▸ **RECORDS SHOWN**
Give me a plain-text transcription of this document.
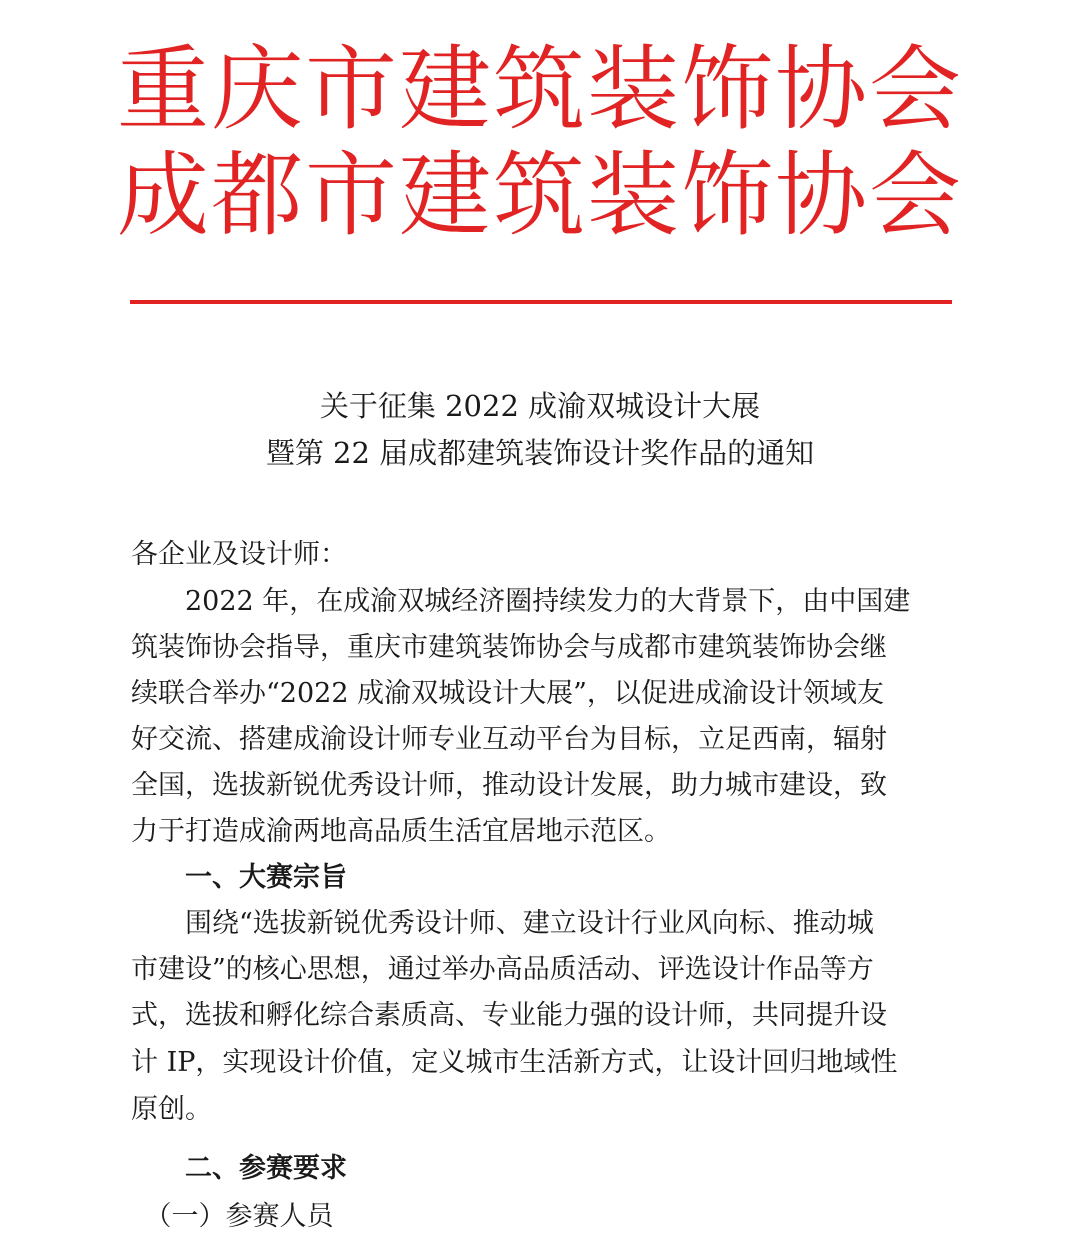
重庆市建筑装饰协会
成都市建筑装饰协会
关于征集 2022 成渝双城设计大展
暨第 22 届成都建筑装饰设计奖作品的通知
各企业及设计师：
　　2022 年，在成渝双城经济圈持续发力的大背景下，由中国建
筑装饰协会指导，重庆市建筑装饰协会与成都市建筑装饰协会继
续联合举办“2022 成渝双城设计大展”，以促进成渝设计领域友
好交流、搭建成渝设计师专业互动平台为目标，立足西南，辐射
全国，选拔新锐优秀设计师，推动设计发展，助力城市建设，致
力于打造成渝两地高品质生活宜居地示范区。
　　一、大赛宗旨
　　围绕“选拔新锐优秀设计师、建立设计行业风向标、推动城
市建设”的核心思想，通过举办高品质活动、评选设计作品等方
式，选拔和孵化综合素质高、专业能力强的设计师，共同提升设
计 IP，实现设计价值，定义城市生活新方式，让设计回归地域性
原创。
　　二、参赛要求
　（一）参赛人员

---

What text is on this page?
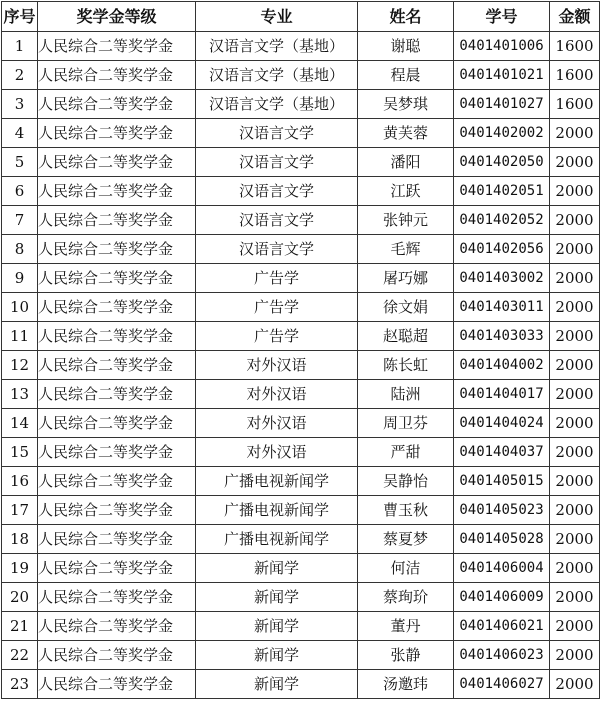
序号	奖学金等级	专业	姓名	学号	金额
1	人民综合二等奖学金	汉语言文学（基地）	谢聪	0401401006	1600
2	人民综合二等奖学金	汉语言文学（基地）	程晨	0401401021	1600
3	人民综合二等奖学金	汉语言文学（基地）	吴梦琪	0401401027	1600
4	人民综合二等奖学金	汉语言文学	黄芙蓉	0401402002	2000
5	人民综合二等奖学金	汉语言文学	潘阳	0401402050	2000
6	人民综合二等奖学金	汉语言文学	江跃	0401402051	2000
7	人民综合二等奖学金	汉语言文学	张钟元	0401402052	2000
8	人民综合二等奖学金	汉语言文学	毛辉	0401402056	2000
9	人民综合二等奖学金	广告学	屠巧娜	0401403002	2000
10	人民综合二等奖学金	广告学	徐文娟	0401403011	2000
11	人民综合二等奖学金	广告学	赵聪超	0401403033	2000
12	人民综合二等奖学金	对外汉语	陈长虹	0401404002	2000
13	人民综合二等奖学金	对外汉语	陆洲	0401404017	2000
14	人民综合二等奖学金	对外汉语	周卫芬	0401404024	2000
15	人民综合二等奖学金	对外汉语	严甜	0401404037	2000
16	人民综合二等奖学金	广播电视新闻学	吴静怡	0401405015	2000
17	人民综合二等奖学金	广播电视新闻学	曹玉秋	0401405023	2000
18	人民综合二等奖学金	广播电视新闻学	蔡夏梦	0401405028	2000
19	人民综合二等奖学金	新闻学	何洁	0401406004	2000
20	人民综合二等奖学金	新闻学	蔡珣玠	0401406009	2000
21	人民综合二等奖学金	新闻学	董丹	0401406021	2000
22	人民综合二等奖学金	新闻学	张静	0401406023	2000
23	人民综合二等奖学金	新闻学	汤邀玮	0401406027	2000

▸ **EXERCISE**
In the entries above, locate every line with the word "广播电视新闻学" and copy it.

▸ **SOLUTION**
16	人民综合二等奖学金	广播电视新闻学	吴静怡	0401405015	2000
17	人民综合二等奖学金	广播电视新闻学	曹玉秋	0401405023	2000
18	人民综合二等奖学金	广播电视新闻学	蔡夏梦	0401405028	2000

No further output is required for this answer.